## TASK INSTRUCTIONS
Reproduce every line of the listing below word for word, omitting the pictures.

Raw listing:
** start **

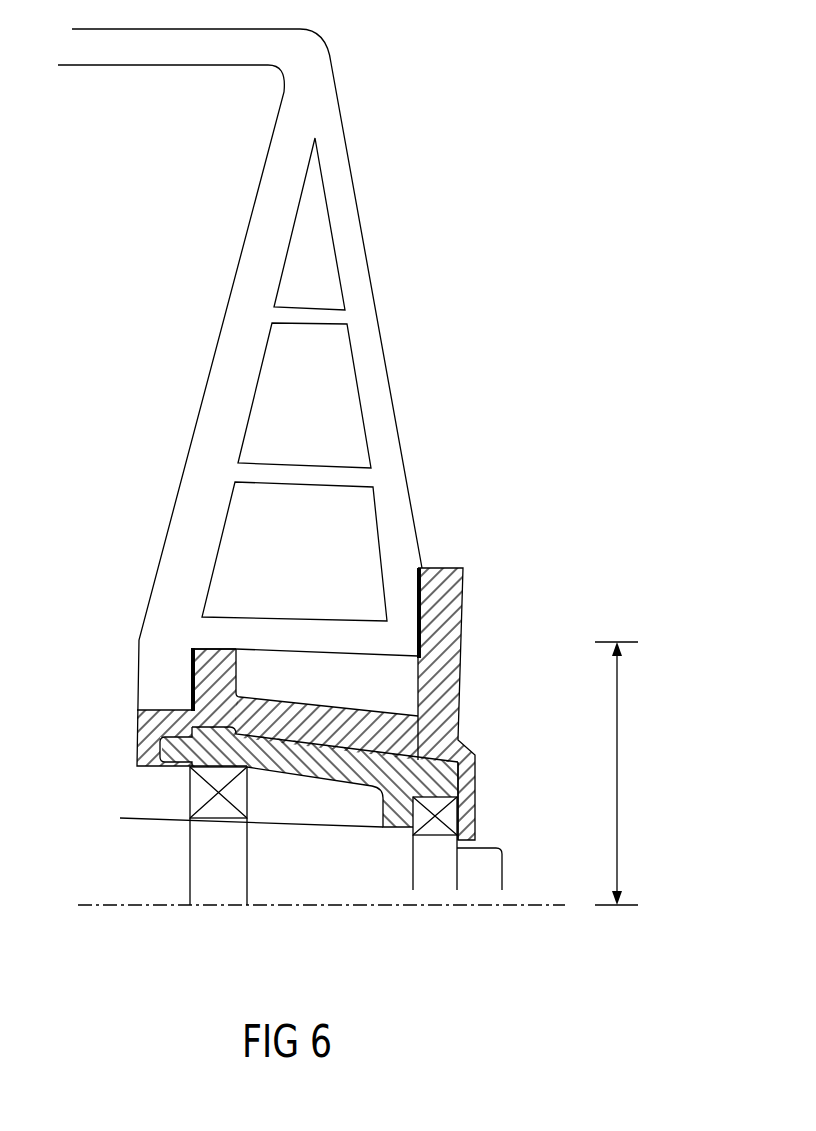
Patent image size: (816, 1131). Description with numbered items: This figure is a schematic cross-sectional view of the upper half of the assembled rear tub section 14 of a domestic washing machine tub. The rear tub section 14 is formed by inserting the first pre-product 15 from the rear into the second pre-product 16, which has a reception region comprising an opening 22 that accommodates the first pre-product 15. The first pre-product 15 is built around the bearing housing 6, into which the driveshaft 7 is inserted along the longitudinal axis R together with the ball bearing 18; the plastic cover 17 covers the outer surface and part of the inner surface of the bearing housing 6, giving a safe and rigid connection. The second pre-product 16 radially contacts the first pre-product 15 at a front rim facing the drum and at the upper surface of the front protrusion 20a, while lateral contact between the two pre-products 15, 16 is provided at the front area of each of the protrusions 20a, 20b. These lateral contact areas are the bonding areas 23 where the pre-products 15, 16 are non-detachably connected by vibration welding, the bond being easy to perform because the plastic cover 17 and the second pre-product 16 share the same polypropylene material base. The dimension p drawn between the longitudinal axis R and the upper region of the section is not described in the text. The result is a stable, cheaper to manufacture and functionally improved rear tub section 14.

The second pre-product 16 is at (335, 87).
The rear tub section 14 is at (578, 190).
The first pre-product 15 is at (357, 677).
The front protrusion 20a is at (240, 663).
The protrusion 20b is at (463, 568).
The opening 22 is at (395, 677).
The bonding areas 23 is at (415, 594).
The plastic cover 17 is at (475, 751).
The ball bearing 18 is at (190, 787).
The bearing housing 6 is at (325, 787).
The driveshaft 7 is at (503, 872).
The longitudinal axis R is at (482, 906).
The radial distance p is at (622, 773).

** end **

## TASK SOLUTION
Patent image size: (816, 1131). Description with numbered items: This figure is a schematic cross-sectional view of the upper half of the assembled rear tub section 14 of a domestic washing machine tub. The rear tub section 14 is formed by inserting the first pre-product 15 from the rear into the second pre-product 16, which has a reception region comprising an opening 22 that accommodates the first pre-product 15. The first pre-product 15 is built around the bearing housing 6, into which the driveshaft 7 is inserted along the longitudinal axis R together with the ball bearing 18; the plastic cover 17 covers the outer surface and part of the inner surface of the bearing housing 6, giving a safe and rigid connection. The second pre-product 16 radially contacts the first pre-product 15 at a front rim facing the drum and at the upper surface of the front protrusion 20a, while lateral contact between the two pre-products 15, 16 is provided at the front area of each of the protrusions 20a, 20b. These lateral contact areas are the bonding areas 23 where the pre-products 15, 16 are non-detachably connected by vibration welding, the bond being easy to perform because the plastic cover 17 and the second pre-product 16 share the same polypropylene material base. The dimension p drawn between the longitudinal axis R and the upper region of the section is not described in the text. The result is a stable, cheaper to manufacture and functionally improved rear tub section 14.

The second pre-product 16 is at (335, 87).
The rear tub section 14 is at (578, 190).
The first pre-product 15 is at (357, 677).
The front protrusion 20a is at (240, 663).
The protrusion 20b is at (463, 568).
The opening 22 is at (395, 677).
The bonding areas 23 is at (415, 594).
The plastic cover 17 is at (475, 751).
The ball bearing 18 is at (190, 787).
The bearing housing 6 is at (325, 787).
The driveshaft 7 is at (503, 872).
The longitudinal axis R is at (482, 906).
The radial distance p is at (622, 773).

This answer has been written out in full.